Task description. In the listing below, find every line with the string "this" and pull it out.

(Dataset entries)
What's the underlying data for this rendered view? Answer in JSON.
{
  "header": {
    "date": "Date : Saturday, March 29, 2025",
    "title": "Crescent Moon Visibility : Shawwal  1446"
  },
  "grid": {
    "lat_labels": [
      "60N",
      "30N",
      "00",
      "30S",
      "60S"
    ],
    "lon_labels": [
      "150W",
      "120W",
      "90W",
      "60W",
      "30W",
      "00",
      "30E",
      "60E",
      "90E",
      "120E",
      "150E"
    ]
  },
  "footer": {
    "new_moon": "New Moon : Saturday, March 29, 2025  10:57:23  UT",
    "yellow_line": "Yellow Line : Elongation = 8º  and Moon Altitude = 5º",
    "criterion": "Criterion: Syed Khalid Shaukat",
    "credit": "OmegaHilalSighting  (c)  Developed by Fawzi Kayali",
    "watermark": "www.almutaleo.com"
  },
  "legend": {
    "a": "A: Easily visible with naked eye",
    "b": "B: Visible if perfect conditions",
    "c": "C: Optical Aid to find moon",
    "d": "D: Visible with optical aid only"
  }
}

* * *

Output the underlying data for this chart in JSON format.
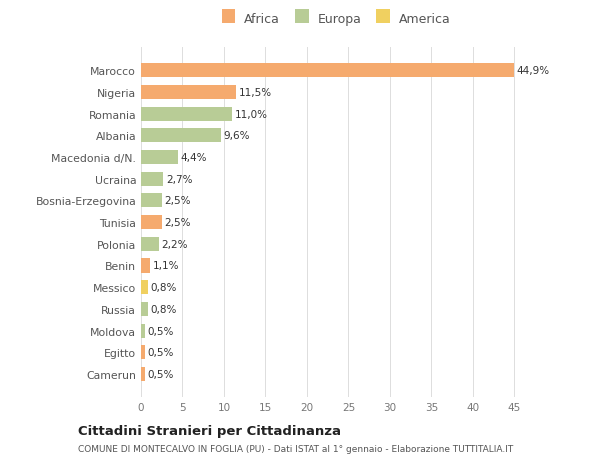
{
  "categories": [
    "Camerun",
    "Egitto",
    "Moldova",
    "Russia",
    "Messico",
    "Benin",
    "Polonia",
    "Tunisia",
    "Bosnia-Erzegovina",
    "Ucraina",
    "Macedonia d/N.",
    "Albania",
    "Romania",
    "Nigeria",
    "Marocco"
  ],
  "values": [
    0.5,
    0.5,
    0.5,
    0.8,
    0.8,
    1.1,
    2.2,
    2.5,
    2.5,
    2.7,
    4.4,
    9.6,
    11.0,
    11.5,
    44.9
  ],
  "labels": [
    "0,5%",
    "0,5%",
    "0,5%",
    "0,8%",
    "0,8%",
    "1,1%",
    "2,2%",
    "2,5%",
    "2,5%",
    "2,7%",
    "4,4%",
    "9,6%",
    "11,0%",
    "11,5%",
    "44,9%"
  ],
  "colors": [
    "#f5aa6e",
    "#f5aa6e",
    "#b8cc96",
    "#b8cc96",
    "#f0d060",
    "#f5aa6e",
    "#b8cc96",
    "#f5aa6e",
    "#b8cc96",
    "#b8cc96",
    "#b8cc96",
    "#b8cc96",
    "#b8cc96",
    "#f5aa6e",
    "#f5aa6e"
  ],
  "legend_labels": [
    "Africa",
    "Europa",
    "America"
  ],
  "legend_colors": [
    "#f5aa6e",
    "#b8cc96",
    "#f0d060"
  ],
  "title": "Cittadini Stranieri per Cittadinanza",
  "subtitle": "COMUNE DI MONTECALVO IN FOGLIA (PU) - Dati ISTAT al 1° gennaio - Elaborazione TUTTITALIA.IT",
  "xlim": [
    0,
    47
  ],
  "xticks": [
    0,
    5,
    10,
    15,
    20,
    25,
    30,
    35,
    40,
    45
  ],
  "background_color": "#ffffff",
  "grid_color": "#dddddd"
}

--

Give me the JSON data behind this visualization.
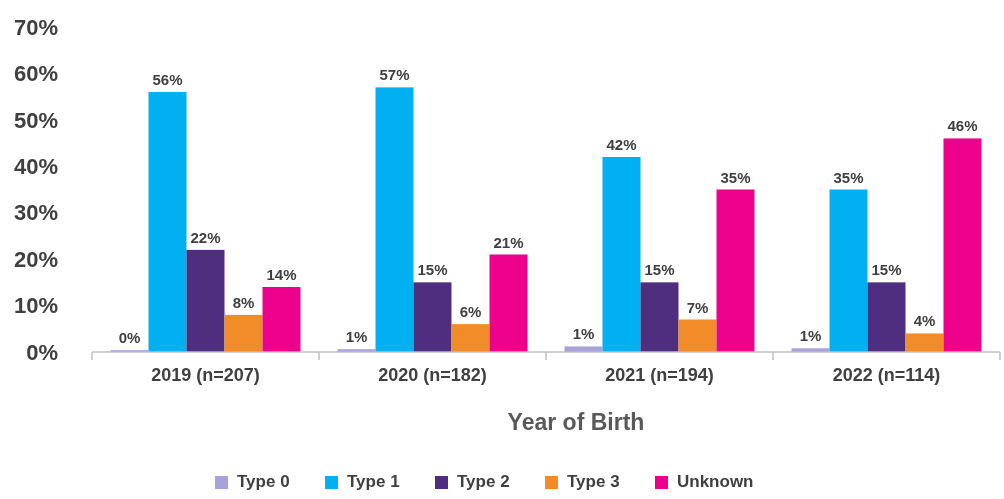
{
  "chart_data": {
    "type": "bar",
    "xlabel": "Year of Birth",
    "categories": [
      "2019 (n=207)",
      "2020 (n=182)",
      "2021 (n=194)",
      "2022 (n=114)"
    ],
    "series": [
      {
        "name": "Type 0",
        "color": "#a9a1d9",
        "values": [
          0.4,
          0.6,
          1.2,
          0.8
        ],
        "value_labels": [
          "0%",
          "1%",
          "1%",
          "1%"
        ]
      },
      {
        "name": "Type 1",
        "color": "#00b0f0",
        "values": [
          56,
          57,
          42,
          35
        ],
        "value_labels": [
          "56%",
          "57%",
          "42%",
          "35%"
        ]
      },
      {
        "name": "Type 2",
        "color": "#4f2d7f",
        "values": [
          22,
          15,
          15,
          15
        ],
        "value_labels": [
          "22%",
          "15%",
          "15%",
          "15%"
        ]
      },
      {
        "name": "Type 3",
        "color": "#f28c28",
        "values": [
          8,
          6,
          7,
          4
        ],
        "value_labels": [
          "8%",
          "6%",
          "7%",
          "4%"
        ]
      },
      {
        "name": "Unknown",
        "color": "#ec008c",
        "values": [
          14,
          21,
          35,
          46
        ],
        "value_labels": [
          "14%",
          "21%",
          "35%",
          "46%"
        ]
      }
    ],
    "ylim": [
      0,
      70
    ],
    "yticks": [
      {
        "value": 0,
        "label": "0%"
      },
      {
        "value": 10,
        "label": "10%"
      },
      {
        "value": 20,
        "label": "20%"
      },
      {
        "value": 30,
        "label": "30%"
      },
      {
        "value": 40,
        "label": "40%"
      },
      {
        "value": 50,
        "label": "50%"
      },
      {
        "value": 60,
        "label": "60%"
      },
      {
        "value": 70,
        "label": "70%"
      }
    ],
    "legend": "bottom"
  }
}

Correct output.
What's the underlying data for this rendered view? Answer in JSON.
Output the underlying data for this chart in JSON format.
Give me the JSON data behind this visualization.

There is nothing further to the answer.